- **Exercise description**: Could you transcribe every record below exactly as written, leaving out any pictures?
-- BEGIN Exercise input --
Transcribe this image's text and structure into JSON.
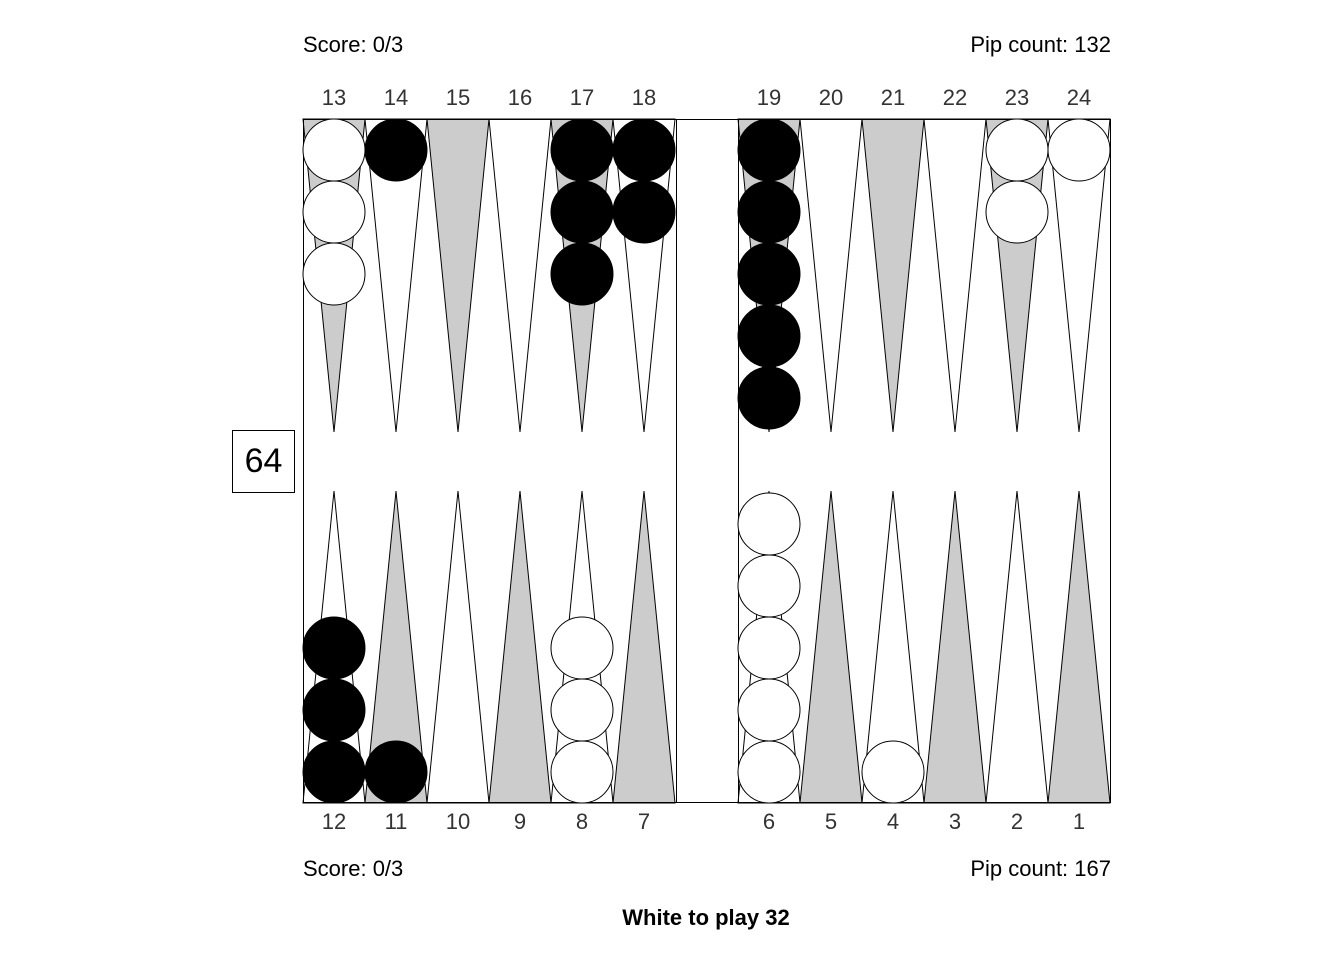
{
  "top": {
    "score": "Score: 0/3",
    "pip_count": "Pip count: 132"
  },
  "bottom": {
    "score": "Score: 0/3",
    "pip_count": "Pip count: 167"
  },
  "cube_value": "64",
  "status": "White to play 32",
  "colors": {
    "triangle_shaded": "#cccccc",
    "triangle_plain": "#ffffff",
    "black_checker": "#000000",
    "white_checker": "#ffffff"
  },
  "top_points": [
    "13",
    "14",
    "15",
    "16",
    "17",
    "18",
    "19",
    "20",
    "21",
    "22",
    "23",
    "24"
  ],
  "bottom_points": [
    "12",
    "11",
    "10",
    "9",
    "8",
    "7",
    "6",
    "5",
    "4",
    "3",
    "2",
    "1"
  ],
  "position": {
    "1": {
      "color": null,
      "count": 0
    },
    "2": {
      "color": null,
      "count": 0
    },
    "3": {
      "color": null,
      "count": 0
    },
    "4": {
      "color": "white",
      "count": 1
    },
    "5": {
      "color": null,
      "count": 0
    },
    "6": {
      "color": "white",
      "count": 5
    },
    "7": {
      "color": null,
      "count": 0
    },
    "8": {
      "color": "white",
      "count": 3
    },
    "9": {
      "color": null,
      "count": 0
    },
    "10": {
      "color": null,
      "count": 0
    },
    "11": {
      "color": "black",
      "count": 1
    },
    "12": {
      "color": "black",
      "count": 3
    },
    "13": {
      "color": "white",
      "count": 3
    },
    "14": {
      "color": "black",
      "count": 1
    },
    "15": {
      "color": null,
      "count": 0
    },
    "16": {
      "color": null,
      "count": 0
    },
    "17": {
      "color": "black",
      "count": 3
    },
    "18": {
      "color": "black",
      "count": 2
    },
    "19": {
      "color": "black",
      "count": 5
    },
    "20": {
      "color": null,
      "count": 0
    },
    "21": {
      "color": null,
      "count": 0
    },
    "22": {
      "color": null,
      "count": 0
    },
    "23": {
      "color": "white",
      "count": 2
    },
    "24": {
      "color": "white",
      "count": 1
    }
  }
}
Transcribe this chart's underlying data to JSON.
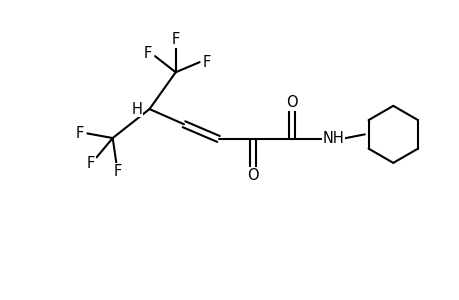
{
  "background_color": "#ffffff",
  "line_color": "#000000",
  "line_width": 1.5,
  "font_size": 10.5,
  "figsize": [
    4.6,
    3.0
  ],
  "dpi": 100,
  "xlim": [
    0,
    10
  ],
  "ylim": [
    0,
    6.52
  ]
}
-- END Exercise input --
- **Right answer**:
Transcribe this image's text and structure into JSON.
{
  "top": {
    "score": "Score: 0/3",
    "pip_count": "Pip count: 132"
  },
  "bottom": {
    "score": "Score: 0/3",
    "pip_count": "Pip count: 167"
  },
  "cube_value": "64",
  "status": "White to play 32",
  "colors": {
    "triangle_shaded": "#cccccc",
    "triangle_plain": "#ffffff",
    "black_checker": "#000000",
    "white_checker": "#ffffff"
  },
  "top_points": [
    "13",
    "14",
    "15",
    "16",
    "17",
    "18",
    "19",
    "20",
    "21",
    "22",
    "23",
    "24"
  ],
  "bottom_points": [
    "12",
    "11",
    "10",
    "9",
    "8",
    "7",
    "6",
    "5",
    "4",
    "3",
    "2",
    "1"
  ],
  "position": {
    "1": {
      "color": null,
      "count": 0
    },
    "2": {
      "color": null,
      "count": 0
    },
    "3": {
      "color": null,
      "count": 0
    },
    "4": {
      "color": "white",
      "count": 1
    },
    "5": {
      "color": null,
      "count": 0
    },
    "6": {
      "color": "white",
      "count": 5
    },
    "7": {
      "color": null,
      "count": 0
    },
    "8": {
      "color": "white",
      "count": 3
    },
    "9": {
      "color": null,
      "count": 0
    },
    "10": {
      "color": null,
      "count": 0
    },
    "11": {
      "color": "black",
      "count": 1
    },
    "12": {
      "color": "black",
      "count": 3
    },
    "13": {
      "color": "white",
      "count": 3
    },
    "14": {
      "color": "black",
      "count": 1
    },
    "15": {
      "color": null,
      "count": 0
    },
    "16": {
      "color": null,
      "count": 0
    },
    "17": {
      "color": "black",
      "count": 3
    },
    "18": {
      "color": "black",
      "count": 2
    },
    "19": {
      "color": "black",
      "count": 5
    },
    "20": {
      "color": null,
      "count": 0
    },
    "21": {
      "color": null,
      "count": 0
    },
    "22": {
      "color": null,
      "count": 0
    },
    "23": {
      "color": "white",
      "count": 2
    },
    "24": {
      "color": "white",
      "count": 1
    }
  }
}
Transcribe this chart's underlying data to JSON.
{
  "background_color": "#ffffff",
  "line_color": "#000000",
  "line_width": 1.5,
  "font_size": 10.5,
  "figsize": [
    4.6,
    3.0
  ],
  "dpi": 100,
  "xlim": [
    0,
    10
  ],
  "ylim": [
    0,
    6.52
  ]
}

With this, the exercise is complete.